▶ **Exercise data**
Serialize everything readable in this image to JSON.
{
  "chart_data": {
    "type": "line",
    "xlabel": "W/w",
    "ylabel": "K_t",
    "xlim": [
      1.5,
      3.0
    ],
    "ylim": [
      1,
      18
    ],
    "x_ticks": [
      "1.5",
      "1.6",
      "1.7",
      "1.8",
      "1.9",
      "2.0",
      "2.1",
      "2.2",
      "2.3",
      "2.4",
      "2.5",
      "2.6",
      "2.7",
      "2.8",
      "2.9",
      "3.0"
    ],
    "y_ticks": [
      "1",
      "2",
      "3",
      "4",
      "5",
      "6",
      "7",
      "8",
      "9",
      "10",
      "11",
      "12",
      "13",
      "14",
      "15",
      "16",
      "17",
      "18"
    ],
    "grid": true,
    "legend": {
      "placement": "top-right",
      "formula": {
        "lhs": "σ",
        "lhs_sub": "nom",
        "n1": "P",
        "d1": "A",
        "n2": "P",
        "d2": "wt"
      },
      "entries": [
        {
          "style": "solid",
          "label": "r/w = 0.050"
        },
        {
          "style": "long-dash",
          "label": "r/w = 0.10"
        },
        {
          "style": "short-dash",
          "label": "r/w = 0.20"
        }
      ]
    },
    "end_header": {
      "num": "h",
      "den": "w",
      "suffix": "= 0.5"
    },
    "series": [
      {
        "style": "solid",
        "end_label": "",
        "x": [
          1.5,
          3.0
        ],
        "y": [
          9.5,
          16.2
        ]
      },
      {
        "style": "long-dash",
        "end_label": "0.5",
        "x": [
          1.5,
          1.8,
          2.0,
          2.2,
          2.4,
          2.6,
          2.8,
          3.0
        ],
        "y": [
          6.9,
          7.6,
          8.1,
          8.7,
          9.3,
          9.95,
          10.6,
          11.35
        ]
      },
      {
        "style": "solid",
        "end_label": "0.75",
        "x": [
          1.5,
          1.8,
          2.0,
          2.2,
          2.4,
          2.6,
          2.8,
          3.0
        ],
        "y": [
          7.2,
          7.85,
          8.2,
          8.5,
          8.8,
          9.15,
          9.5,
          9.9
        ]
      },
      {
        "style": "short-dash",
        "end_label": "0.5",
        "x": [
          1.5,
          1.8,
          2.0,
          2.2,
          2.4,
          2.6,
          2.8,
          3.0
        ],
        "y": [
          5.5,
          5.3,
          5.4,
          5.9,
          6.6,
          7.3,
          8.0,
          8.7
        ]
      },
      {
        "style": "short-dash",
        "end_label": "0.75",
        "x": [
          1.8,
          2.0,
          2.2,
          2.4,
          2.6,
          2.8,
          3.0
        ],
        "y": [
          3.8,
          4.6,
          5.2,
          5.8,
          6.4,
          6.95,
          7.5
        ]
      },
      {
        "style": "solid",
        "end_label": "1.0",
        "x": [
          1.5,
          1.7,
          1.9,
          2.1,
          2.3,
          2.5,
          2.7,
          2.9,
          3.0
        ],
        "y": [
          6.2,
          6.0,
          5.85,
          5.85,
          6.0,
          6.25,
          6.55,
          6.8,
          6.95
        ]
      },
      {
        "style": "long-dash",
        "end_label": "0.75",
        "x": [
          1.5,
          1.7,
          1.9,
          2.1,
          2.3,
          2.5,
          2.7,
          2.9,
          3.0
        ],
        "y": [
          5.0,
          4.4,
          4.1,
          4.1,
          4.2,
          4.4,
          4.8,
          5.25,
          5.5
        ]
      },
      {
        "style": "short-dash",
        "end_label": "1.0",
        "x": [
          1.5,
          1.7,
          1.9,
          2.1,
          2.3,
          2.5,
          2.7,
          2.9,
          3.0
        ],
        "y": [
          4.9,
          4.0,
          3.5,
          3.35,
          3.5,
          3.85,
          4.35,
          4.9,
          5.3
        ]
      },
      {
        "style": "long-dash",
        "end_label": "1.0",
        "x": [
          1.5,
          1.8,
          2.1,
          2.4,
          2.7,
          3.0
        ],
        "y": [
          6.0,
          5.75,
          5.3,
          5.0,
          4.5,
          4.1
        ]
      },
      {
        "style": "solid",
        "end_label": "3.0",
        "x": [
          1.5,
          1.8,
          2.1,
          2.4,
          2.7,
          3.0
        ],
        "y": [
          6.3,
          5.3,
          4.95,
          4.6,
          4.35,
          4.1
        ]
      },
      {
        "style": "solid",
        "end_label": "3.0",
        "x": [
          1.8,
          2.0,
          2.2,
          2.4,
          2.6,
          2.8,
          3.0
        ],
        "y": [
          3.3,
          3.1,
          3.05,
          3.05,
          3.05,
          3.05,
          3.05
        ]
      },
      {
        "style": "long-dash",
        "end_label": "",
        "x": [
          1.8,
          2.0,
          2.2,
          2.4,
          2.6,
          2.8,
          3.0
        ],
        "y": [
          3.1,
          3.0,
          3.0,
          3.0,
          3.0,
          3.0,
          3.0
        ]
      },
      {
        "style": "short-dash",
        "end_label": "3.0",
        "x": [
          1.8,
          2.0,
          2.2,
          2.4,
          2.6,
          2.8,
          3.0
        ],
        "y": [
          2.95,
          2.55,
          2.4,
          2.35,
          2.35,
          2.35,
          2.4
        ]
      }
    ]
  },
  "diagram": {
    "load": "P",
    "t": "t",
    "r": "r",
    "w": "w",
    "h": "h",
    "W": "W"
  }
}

▶ **Challenge**
Write the listing out again, exactly as it reads.

▶ **Task output**
Serialize everything readable in this image to JSON.
{
  "chart_data": {
    "type": "line",
    "xlabel": "W/w",
    "ylabel": "K_t",
    "xlim": [
      1.5,
      3.0
    ],
    "ylim": [
      1,
      18
    ],
    "x_ticks": [
      "1.5",
      "1.6",
      "1.7",
      "1.8",
      "1.9",
      "2.0",
      "2.1",
      "2.2",
      "2.3",
      "2.4",
      "2.5",
      "2.6",
      "2.7",
      "2.8",
      "2.9",
      "3.0"
    ],
    "y_ticks": [
      "1",
      "2",
      "3",
      "4",
      "5",
      "6",
      "7",
      "8",
      "9",
      "10",
      "11",
      "12",
      "13",
      "14",
      "15",
      "16",
      "17",
      "18"
    ],
    "grid": true,
    "legend": {
      "placement": "top-right",
      "formula": {
        "lhs": "σ",
        "lhs_sub": "nom",
        "n1": "P",
        "d1": "A",
        "n2": "P",
        "d2": "wt"
      },
      "entries": [
        {
          "style": "solid",
          "label": "r/w = 0.050"
        },
        {
          "style": "long-dash",
          "label": "r/w = 0.10"
        },
        {
          "style": "short-dash",
          "label": "r/w = 0.20"
        }
      ]
    },
    "end_header": {
      "num": "h",
      "den": "w",
      "suffix": "= 0.5"
    },
    "series": [
      {
        "style": "solid",
        "end_label": "",
        "x": [
          1.5,
          3.0
        ],
        "y": [
          9.5,
          16.2
        ]
      },
      {
        "style": "long-dash",
        "end_label": "0.5",
        "x": [
          1.5,
          1.8,
          2.0,
          2.2,
          2.4,
          2.6,
          2.8,
          3.0
        ],
        "y": [
          6.9,
          7.6,
          8.1,
          8.7,
          9.3,
          9.95,
          10.6,
          11.35
        ]
      },
      {
        "style": "solid",
        "end_label": "0.75",
        "x": [
          1.5,
          1.8,
          2.0,
          2.2,
          2.4,
          2.6,
          2.8,
          3.0
        ],
        "y": [
          7.2,
          7.85,
          8.2,
          8.5,
          8.8,
          9.15,
          9.5,
          9.9
        ]
      },
      {
        "style": "short-dash",
        "end_label": "0.5",
        "x": [
          1.5,
          1.8,
          2.0,
          2.2,
          2.4,
          2.6,
          2.8,
          3.0
        ],
        "y": [
          5.5,
          5.3,
          5.4,
          5.9,
          6.6,
          7.3,
          8.0,
          8.7
        ]
      },
      {
        "style": "short-dash",
        "end_label": "0.75",
        "x": [
          1.8,
          2.0,
          2.2,
          2.4,
          2.6,
          2.8,
          3.0
        ],
        "y": [
          3.8,
          4.6,
          5.2,
          5.8,
          6.4,
          6.95,
          7.5
        ]
      },
      {
        "style": "solid",
        "end_label": "1.0",
        "x": [
          1.5,
          1.7,
          1.9,
          2.1,
          2.3,
          2.5,
          2.7,
          2.9,
          3.0
        ],
        "y": [
          6.2,
          6.0,
          5.85,
          5.85,
          6.0,
          6.25,
          6.55,
          6.8,
          6.95
        ]
      },
      {
        "style": "long-dash",
        "end_label": "0.75",
        "x": [
          1.5,
          1.7,
          1.9,
          2.1,
          2.3,
          2.5,
          2.7,
          2.9,
          3.0
        ],
        "y": [
          5.0,
          4.4,
          4.1,
          4.1,
          4.2,
          4.4,
          4.8,
          5.25,
          5.5
        ]
      },
      {
        "style": "short-dash",
        "end_label": "1.0",
        "x": [
          1.5,
          1.7,
          1.9,
          2.1,
          2.3,
          2.5,
          2.7,
          2.9,
          3.0
        ],
        "y": [
          4.9,
          4.0,
          3.5,
          3.35,
          3.5,
          3.85,
          4.35,
          4.9,
          5.3
        ]
      },
      {
        "style": "long-dash",
        "end_label": "1.0",
        "x": [
          1.5,
          1.8,
          2.1,
          2.4,
          2.7,
          3.0
        ],
        "y": [
          6.0,
          5.75,
          5.3,
          5.0,
          4.5,
          4.1
        ]
      },
      {
        "style": "solid",
        "end_label": "3.0",
        "x": [
          1.5,
          1.8,
          2.1,
          2.4,
          2.7,
          3.0
        ],
        "y": [
          6.3,
          5.3,
          4.95,
          4.6,
          4.35,
          4.1
        ]
      },
      {
        "style": "solid",
        "end_label": "3.0",
        "x": [
          1.8,
          2.0,
          2.2,
          2.4,
          2.6,
          2.8,
          3.0
        ],
        "y": [
          3.3,
          3.1,
          3.05,
          3.05,
          3.05,
          3.05,
          3.05
        ]
      },
      {
        "style": "long-dash",
        "end_label": "",
        "x": [
          1.8,
          2.0,
          2.2,
          2.4,
          2.6,
          2.8,
          3.0
        ],
        "y": [
          3.1,
          3.0,
          3.0,
          3.0,
          3.0,
          3.0,
          3.0
        ]
      },
      {
        "style": "short-dash",
        "end_label": "3.0",
        "x": [
          1.8,
          2.0,
          2.2,
          2.4,
          2.6,
          2.8,
          3.0
        ],
        "y": [
          2.95,
          2.55,
          2.4,
          2.35,
          2.35,
          2.35,
          2.4
        ]
      }
    ]
  },
  "diagram": {
    "load": "P",
    "t": "t",
    "r": "r",
    "w": "w",
    "h": "h",
    "W": "W"
  }
}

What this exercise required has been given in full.